» Collected data

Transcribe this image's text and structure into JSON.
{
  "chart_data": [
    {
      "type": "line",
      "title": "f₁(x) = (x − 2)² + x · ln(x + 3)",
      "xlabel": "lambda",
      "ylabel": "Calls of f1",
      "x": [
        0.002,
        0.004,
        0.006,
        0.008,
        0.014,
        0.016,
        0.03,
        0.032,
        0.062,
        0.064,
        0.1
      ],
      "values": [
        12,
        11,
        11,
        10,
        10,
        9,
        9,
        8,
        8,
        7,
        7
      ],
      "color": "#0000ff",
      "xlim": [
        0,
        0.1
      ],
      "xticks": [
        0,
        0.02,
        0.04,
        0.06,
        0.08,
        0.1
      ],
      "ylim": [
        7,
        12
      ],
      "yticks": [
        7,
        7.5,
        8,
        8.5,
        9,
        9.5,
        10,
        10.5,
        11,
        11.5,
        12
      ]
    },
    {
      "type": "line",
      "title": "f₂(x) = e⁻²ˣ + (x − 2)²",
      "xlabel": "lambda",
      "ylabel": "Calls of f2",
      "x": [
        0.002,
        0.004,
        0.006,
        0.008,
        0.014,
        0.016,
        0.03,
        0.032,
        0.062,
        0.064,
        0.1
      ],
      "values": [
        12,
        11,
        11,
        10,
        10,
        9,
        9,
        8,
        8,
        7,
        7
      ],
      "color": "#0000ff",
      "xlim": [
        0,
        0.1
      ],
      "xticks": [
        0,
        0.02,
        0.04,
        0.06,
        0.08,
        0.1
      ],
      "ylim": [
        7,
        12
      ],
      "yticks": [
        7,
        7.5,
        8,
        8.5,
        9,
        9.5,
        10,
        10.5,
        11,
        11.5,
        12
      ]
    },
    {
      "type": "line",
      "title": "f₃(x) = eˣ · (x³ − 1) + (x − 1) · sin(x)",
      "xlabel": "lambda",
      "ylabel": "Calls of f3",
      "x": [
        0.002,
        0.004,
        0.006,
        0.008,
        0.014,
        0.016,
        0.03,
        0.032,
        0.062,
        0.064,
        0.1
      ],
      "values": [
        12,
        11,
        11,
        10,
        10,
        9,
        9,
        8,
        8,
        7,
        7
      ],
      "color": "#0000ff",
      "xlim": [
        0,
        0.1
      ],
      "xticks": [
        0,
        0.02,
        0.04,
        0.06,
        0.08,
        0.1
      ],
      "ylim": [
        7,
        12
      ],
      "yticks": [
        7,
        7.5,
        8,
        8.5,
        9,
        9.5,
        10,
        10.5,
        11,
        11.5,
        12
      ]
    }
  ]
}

--

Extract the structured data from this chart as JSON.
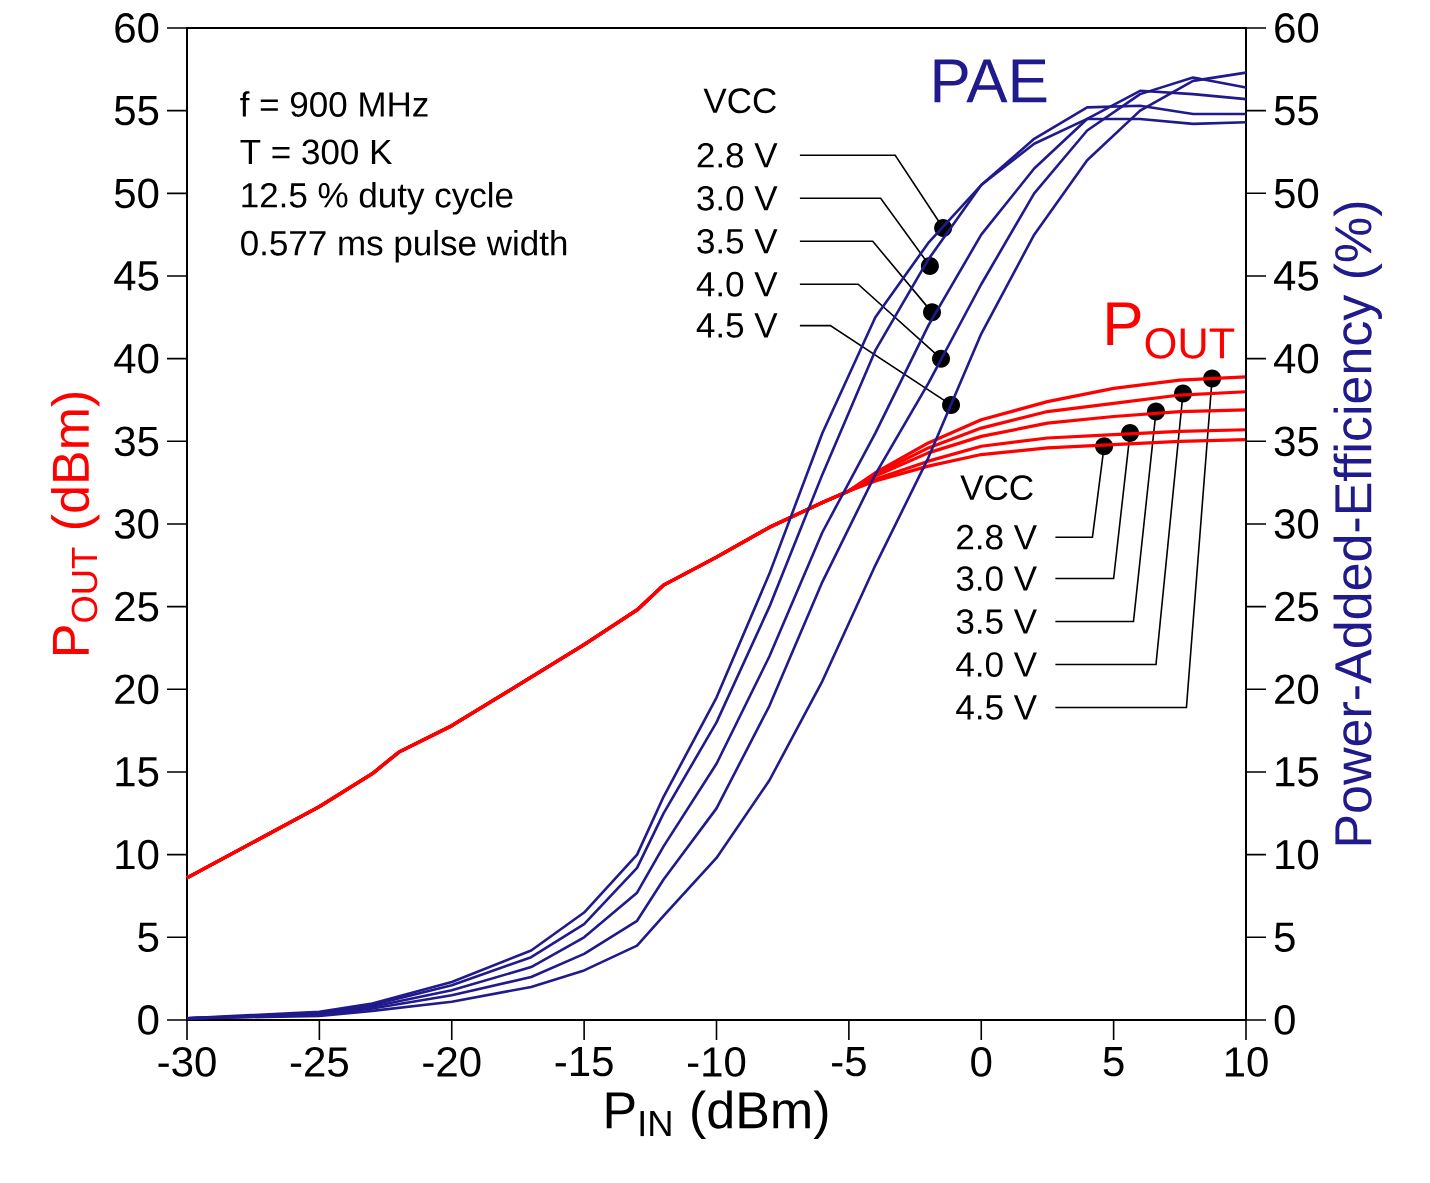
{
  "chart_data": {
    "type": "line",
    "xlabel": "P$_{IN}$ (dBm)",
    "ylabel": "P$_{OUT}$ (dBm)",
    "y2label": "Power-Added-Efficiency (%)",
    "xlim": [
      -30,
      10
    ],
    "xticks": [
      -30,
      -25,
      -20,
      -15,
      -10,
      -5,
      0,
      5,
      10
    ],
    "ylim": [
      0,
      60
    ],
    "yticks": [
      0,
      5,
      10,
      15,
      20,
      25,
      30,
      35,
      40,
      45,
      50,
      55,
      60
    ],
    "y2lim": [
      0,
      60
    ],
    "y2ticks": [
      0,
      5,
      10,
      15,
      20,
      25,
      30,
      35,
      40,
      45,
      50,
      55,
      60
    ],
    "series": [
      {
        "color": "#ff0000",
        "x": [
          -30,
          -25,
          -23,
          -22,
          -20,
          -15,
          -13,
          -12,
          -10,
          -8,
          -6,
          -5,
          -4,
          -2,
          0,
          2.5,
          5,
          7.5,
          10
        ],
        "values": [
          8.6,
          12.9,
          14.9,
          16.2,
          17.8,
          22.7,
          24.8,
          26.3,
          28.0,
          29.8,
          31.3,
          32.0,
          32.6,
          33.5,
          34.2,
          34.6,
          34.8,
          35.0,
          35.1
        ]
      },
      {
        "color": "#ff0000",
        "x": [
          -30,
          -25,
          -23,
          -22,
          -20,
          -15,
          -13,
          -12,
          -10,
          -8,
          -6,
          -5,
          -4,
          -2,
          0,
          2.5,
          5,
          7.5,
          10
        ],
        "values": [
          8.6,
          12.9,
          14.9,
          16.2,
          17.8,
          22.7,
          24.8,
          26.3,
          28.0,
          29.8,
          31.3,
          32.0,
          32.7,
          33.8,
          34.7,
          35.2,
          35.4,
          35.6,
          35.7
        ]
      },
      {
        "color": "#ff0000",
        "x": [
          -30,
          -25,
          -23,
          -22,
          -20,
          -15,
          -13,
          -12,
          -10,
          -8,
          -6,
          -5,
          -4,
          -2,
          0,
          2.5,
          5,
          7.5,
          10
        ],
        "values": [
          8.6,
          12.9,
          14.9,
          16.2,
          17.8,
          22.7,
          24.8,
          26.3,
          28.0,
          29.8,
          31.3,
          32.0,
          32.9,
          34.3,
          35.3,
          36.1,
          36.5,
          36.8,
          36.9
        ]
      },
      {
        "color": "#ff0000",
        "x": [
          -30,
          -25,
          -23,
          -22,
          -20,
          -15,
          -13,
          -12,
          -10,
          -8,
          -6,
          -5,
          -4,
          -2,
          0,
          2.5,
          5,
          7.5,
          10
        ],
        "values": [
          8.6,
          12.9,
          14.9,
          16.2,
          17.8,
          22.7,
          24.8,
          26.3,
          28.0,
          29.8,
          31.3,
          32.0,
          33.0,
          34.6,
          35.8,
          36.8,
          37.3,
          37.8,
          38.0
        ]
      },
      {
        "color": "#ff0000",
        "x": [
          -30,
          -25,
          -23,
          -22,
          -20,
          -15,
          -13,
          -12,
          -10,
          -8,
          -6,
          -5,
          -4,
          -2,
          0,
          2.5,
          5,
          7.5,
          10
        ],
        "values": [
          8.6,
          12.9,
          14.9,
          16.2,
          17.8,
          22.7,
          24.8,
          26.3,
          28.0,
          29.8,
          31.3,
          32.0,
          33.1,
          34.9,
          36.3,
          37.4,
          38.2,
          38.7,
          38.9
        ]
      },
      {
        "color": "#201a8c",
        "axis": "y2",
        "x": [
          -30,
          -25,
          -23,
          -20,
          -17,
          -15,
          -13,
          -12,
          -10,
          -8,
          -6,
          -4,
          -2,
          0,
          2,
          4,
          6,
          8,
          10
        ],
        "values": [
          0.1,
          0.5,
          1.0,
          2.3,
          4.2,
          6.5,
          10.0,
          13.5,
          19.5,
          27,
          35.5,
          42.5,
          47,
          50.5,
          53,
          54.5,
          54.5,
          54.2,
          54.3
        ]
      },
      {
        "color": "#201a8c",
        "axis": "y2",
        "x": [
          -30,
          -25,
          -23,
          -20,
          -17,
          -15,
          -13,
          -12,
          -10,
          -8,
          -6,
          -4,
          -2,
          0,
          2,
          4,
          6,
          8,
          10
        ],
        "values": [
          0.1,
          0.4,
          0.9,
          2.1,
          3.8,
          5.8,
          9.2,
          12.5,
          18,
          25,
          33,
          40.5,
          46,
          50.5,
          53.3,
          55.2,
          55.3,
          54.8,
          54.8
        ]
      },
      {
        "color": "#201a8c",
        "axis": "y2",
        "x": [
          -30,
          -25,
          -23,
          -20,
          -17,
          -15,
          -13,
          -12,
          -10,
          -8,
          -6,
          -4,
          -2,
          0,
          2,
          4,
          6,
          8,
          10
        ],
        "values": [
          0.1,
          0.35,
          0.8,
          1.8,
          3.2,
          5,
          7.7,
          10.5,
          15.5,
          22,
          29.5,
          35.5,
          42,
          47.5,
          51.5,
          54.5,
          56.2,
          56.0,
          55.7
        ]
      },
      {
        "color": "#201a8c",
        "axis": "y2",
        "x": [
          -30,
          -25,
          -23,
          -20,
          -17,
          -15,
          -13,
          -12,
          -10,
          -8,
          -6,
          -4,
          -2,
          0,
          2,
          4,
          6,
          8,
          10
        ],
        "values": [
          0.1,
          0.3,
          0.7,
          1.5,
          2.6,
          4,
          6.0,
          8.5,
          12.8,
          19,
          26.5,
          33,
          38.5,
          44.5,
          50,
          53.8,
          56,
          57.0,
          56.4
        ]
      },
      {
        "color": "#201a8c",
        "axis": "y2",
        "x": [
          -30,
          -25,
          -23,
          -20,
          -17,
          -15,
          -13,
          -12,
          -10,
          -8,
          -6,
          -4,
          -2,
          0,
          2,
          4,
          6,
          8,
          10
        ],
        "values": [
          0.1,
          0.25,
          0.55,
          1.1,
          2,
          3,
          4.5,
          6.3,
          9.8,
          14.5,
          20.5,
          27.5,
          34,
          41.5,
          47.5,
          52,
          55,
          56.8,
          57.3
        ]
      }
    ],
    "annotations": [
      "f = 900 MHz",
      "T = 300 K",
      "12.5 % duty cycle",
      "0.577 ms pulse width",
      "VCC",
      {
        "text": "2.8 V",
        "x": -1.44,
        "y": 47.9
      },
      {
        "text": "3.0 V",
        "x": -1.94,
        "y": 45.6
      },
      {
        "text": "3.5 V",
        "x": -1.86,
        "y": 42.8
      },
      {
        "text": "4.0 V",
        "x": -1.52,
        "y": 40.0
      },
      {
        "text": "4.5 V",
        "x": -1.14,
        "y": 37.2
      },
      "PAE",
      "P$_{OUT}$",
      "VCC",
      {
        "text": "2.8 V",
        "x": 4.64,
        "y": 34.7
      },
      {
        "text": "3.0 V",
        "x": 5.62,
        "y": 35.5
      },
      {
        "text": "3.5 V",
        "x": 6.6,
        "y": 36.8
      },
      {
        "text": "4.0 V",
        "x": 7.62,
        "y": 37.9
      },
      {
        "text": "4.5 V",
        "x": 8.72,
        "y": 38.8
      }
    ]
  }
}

» WRITTEN EXERCISE
Look through the records and gather every line containing "Calls".

» RESULT OF THE EXERCISE
      "ylabel": "Calls of f1",
      "ylabel": "Calls of f2",
      "ylabel": "Calls of f3",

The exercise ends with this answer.